● Spatial layout data
#####
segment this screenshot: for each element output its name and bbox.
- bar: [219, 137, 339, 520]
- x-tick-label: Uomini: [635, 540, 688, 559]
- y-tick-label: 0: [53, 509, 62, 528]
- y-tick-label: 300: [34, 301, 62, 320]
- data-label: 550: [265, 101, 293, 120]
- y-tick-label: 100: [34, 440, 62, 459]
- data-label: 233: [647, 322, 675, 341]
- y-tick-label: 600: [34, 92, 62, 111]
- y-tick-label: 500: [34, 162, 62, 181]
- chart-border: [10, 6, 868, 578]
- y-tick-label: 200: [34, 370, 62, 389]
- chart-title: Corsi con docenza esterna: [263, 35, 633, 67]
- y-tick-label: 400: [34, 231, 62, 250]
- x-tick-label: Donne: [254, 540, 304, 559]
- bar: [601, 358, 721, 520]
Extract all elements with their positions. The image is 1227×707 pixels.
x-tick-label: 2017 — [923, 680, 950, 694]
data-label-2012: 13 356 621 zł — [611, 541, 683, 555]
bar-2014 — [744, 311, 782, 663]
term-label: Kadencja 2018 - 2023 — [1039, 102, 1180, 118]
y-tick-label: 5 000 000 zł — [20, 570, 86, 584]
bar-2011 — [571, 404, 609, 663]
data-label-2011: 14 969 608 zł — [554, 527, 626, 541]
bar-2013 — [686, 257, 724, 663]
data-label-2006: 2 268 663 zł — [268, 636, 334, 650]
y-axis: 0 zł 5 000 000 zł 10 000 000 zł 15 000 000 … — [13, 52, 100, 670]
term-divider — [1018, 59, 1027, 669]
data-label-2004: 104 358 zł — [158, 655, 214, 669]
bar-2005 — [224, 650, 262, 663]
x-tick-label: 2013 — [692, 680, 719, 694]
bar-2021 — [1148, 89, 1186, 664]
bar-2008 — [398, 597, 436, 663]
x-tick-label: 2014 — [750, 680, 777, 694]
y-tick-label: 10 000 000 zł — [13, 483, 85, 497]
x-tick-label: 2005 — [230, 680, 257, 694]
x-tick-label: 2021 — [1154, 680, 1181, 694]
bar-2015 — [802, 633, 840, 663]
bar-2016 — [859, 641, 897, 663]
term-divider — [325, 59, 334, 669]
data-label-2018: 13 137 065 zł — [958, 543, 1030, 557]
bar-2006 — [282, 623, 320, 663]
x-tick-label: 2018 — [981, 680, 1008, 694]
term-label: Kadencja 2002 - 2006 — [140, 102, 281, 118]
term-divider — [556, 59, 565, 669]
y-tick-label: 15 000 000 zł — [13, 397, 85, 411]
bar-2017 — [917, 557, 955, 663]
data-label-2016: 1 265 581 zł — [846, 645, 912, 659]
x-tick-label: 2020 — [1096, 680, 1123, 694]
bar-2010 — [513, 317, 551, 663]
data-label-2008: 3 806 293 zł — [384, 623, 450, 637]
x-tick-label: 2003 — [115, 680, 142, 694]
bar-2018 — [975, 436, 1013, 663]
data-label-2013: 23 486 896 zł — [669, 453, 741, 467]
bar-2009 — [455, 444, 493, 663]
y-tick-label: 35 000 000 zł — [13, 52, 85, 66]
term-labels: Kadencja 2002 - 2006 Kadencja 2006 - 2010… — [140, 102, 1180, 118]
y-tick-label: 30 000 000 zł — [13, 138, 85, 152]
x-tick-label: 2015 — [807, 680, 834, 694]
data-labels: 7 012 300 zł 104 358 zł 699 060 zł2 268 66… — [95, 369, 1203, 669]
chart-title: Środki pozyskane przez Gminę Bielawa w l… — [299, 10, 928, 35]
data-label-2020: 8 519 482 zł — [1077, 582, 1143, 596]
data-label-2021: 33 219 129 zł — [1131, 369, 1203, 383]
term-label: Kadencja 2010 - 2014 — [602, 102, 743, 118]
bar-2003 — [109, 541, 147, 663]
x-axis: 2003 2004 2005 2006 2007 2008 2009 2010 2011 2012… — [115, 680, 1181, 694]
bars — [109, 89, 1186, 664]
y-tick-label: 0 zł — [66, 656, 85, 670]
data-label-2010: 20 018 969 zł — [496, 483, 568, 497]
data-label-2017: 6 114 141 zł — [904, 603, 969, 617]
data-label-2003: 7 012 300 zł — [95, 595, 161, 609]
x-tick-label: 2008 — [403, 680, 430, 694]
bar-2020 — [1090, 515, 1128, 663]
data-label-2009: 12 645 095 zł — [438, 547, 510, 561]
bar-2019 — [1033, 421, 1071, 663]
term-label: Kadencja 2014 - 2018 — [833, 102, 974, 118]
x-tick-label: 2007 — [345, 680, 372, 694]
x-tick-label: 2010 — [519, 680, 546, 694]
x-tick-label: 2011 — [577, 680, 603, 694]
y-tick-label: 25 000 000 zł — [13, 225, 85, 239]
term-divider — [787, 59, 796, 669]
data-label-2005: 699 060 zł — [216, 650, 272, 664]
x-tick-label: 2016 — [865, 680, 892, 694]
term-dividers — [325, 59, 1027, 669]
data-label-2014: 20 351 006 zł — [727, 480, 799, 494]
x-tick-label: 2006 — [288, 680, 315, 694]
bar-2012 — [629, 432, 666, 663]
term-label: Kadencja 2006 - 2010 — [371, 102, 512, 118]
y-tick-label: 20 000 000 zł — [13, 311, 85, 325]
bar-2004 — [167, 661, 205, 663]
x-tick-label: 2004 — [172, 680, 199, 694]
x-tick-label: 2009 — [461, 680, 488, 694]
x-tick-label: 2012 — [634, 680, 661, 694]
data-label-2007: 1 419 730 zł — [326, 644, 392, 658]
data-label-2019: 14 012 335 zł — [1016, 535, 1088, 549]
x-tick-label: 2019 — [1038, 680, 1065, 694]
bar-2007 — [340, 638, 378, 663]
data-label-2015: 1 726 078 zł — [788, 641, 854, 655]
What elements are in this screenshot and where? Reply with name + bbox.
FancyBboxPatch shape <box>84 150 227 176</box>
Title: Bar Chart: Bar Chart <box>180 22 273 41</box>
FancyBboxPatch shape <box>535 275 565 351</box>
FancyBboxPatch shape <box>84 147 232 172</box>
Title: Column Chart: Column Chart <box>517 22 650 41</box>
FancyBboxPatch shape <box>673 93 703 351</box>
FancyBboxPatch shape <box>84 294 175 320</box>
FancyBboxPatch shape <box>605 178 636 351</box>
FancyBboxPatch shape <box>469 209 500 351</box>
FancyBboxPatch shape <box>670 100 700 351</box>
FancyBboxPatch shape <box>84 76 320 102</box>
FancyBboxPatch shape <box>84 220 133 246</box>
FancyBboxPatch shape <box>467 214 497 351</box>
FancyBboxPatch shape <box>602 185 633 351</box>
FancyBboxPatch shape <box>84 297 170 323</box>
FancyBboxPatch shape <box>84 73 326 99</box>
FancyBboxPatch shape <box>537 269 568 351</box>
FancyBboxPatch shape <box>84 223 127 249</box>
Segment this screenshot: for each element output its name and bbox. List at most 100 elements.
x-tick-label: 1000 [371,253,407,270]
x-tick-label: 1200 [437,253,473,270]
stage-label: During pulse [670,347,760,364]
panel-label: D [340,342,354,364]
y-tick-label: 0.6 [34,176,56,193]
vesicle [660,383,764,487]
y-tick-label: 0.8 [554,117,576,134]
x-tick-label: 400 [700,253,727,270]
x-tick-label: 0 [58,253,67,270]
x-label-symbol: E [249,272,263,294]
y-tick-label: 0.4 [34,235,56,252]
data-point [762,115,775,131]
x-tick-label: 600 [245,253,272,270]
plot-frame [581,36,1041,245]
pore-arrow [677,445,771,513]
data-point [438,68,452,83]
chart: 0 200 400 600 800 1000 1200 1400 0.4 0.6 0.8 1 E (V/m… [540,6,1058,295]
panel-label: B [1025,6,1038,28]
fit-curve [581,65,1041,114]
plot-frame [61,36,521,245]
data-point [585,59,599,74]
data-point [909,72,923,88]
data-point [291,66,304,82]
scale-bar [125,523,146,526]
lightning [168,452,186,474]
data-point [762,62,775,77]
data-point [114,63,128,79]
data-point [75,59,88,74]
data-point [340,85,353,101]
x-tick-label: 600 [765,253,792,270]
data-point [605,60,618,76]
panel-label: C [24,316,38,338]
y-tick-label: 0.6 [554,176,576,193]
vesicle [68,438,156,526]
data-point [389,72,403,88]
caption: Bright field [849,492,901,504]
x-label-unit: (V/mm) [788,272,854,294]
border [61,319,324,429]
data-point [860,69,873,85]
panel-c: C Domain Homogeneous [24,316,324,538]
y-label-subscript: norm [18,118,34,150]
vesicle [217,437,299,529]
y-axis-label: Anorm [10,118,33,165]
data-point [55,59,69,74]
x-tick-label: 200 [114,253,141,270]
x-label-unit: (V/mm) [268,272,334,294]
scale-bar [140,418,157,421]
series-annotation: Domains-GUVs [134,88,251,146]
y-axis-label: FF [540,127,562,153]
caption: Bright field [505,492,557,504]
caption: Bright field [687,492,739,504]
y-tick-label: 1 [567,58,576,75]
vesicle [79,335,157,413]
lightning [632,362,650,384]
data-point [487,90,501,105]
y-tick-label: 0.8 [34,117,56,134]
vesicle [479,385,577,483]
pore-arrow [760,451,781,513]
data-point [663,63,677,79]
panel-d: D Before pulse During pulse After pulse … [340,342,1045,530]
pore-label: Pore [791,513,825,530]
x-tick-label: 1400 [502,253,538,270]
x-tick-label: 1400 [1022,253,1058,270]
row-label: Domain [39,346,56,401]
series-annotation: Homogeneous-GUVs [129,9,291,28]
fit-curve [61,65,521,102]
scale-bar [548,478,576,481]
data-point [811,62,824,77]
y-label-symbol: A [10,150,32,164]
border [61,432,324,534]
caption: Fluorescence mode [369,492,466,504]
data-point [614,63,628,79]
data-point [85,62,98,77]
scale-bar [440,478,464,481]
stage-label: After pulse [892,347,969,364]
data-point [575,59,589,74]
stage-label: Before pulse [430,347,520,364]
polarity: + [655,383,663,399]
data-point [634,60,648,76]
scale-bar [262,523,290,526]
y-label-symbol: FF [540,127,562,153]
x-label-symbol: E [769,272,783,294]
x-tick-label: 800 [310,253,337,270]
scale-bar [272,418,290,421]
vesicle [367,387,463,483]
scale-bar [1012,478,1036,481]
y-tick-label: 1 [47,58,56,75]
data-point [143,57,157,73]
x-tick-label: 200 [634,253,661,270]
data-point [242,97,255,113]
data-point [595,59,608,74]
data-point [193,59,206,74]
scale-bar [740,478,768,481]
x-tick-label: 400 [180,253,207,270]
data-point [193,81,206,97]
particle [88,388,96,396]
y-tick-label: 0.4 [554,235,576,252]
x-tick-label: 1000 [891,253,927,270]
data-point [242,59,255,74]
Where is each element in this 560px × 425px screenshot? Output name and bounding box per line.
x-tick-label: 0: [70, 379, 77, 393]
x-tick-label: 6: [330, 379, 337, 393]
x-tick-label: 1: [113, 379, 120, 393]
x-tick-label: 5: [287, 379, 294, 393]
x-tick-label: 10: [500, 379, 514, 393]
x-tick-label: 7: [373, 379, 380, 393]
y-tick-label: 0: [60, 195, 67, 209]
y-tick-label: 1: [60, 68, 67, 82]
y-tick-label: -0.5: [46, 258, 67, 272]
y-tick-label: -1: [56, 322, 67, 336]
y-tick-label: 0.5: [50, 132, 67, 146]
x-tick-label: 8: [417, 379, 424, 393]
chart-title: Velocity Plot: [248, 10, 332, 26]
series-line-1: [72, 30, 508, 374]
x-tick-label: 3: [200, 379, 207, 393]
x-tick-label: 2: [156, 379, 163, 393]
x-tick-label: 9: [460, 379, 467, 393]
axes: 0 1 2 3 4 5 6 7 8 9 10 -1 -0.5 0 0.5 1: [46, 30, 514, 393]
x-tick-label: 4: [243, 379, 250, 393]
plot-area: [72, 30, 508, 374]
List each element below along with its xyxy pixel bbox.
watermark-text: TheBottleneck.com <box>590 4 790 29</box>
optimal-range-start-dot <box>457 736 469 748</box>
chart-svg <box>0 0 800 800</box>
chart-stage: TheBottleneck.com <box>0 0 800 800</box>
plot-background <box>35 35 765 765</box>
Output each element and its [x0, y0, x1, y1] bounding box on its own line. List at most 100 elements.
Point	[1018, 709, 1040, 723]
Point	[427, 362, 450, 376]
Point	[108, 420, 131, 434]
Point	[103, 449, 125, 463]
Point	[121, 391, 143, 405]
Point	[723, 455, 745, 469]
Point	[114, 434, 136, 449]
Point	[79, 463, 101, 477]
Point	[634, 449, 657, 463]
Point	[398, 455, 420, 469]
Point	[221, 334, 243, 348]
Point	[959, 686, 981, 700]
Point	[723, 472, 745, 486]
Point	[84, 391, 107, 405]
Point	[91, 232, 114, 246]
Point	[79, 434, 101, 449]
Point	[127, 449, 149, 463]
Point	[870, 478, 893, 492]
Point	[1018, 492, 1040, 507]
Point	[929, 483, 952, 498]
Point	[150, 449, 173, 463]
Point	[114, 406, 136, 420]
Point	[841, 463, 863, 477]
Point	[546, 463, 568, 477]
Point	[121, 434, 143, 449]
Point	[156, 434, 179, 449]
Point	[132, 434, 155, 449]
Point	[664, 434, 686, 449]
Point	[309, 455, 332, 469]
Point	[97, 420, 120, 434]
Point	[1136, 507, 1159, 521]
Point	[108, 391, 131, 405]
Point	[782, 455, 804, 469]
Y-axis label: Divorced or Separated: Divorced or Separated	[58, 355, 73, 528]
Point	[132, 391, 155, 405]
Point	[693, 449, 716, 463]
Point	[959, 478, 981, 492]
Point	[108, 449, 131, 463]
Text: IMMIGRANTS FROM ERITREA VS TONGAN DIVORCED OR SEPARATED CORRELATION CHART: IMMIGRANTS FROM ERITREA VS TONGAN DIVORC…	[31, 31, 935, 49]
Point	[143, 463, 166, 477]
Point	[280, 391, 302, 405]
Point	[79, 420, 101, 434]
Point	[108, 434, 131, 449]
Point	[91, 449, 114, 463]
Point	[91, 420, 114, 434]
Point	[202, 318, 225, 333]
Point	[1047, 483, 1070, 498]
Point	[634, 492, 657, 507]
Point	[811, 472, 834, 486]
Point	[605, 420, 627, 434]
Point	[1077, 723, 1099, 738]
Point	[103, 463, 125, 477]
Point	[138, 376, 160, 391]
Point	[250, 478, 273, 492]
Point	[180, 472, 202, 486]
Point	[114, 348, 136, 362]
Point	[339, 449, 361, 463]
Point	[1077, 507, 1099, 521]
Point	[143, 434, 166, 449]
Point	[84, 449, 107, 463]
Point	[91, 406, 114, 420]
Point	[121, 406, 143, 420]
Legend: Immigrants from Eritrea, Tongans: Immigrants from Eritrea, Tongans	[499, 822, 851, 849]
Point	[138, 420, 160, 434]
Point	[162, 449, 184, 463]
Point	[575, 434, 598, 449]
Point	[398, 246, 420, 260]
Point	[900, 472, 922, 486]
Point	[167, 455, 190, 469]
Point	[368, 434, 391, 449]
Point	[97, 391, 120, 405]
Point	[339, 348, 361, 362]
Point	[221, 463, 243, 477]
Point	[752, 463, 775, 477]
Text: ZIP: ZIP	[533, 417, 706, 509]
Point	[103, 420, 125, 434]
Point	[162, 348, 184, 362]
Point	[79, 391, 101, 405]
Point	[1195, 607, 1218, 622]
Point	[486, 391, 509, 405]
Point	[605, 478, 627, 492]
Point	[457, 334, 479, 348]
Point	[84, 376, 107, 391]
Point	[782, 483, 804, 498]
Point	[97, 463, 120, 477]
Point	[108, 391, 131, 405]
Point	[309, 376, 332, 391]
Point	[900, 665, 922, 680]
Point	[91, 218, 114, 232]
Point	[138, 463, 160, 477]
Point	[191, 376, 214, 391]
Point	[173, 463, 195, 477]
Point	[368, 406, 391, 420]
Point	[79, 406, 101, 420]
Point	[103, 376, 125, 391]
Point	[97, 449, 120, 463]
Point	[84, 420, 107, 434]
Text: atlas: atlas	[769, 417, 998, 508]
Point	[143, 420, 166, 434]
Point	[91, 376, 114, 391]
#####
● Challenge
Copy out the material above, from its first line through the line containing "- y-tick-label: 100: [34, 440, 62, 459]", and nothing more.

● Result of this task
segment this screenshot: for each element output its name and bbox.
- bar: [219, 137, 339, 520]
- x-tick-label: Uomini: [635, 540, 688, 559]
- y-tick-label: 0: [53, 509, 62, 528]
- y-tick-label: 300: [34, 301, 62, 320]
- data-label: 550: [265, 101, 293, 120]
- y-tick-label: 100: [34, 440, 62, 459]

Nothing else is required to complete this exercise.